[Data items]
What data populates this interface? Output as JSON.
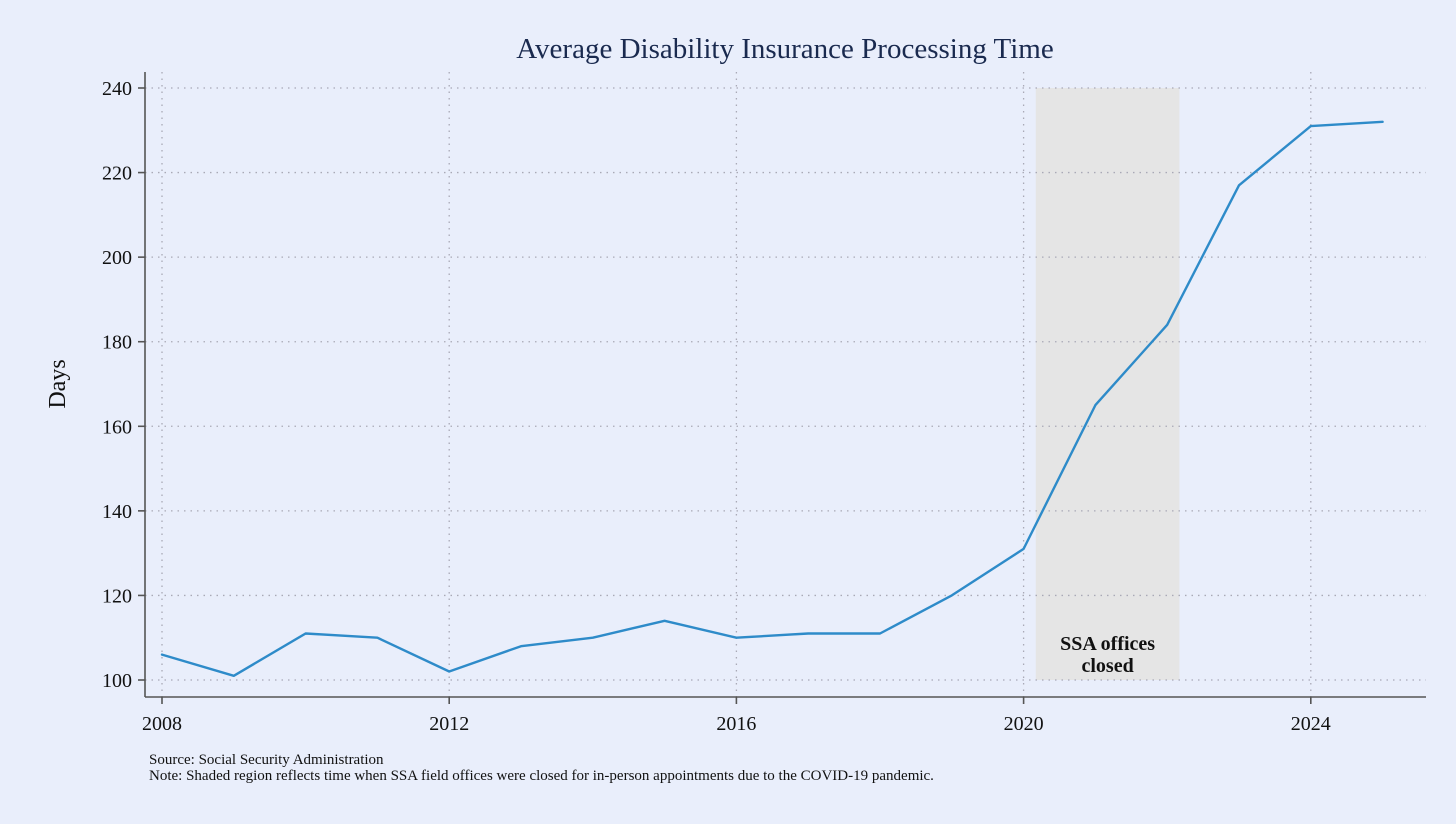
{
  "colors": {
    "background": "#e9eefb",
    "series": "#2e8bc9",
    "shade": "#e5e5e5",
    "title": "#1a2a4f"
  },
  "chart_data": {
    "type": "line",
    "title": "Average Disability Insurance Processing Time",
    "xlabel": "",
    "ylabel": "Days",
    "xlim": [
      2008,
      2025.5
    ],
    "ylim": [
      100,
      240
    ],
    "x_ticks": [
      2008,
      2012,
      2016,
      2020,
      2024
    ],
    "y_ticks": [
      100,
      120,
      140,
      160,
      180,
      200,
      220,
      240
    ],
    "grid": true,
    "series": [
      {
        "x": [
          2008,
          2009,
          2010,
          2011,
          2012,
          2013,
          2014,
          2015,
          2016,
          2017,
          2018,
          2019,
          2020,
          2021,
          2022,
          2023,
          2024,
          2025
        ],
        "values": [
          106,
          101,
          111,
          110,
          102,
          108,
          110,
          114,
          110,
          111,
          111,
          120,
          131,
          165,
          184,
          217,
          231,
          232
        ]
      }
    ],
    "shaded_region": {
      "x_start": 2020.17,
      "x_end": 2022.17,
      "label_lines": [
        "SSA offices",
        "closed"
      ]
    }
  },
  "footnotes": {
    "source": "Source: Social Security Administration",
    "note": "Note: Shaded region reflects time when SSA field offices were closed for in-person appointments due to the COVID-19 pandemic."
  }
}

Short exercise » Your task is to reproduce all of the material exactly. The pictures stay out.

Answer »
What data populates this interface? Output as JSON.
{
  "colors": {
    "background": "#e9eefb",
    "series": "#2e8bc9",
    "shade": "#e5e5e5",
    "title": "#1a2a4f"
  },
  "chart_data": {
    "type": "line",
    "title": "Average Disability Insurance Processing Time",
    "xlabel": "",
    "ylabel": "Days",
    "xlim": [
      2008,
      2025.5
    ],
    "ylim": [
      100,
      240
    ],
    "x_ticks": [
      2008,
      2012,
      2016,
      2020,
      2024
    ],
    "y_ticks": [
      100,
      120,
      140,
      160,
      180,
      200,
      220,
      240
    ],
    "grid": true,
    "series": [
      {
        "x": [
          2008,
          2009,
          2010,
          2011,
          2012,
          2013,
          2014,
          2015,
          2016,
          2017,
          2018,
          2019,
          2020,
          2021,
          2022,
          2023,
          2024,
          2025
        ],
        "values": [
          106,
          101,
          111,
          110,
          102,
          108,
          110,
          114,
          110,
          111,
          111,
          120,
          131,
          165,
          184,
          217,
          231,
          232
        ]
      }
    ],
    "shaded_region": {
      "x_start": 2020.17,
      "x_end": 2022.17,
      "label_lines": [
        "SSA offices",
        "closed"
      ]
    }
  },
  "footnotes": {
    "source": "Source: Social Security Administration",
    "note": "Note: Shaded region reflects time when SSA field offices were closed for in-person appointments due to the COVID-19 pandemic."
  }
}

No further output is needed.